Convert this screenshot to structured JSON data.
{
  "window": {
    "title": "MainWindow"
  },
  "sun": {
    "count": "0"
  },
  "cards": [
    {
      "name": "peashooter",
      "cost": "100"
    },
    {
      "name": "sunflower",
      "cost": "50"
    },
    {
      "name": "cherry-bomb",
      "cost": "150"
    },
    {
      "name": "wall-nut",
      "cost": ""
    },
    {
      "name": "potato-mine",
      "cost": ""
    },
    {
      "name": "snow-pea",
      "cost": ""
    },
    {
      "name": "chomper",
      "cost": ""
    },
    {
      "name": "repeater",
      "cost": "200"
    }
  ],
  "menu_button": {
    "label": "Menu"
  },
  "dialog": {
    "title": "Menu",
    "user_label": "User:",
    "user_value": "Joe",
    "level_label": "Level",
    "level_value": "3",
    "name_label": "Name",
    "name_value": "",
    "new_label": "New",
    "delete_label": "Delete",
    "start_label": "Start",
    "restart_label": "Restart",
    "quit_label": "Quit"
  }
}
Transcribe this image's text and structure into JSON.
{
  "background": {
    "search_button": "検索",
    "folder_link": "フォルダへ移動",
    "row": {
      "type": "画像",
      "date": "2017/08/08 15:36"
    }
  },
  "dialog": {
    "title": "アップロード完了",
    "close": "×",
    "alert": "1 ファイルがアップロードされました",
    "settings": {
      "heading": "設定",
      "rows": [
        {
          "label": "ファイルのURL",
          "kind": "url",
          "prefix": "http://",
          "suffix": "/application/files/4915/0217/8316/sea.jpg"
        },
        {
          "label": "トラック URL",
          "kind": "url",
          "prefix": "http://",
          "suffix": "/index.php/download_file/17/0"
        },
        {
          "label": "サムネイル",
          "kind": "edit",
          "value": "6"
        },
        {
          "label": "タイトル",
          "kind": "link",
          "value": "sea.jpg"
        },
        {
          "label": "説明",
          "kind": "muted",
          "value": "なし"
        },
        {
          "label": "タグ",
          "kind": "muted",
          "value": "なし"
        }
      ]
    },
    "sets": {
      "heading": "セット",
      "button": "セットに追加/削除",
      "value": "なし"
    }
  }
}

▸ **Problem details**
All lines that include "title" are to be gathered and copied.

▸ **Final answer**
    "title": "MainWindow"
    "title": "Menu",
    "title": "アップロード完了",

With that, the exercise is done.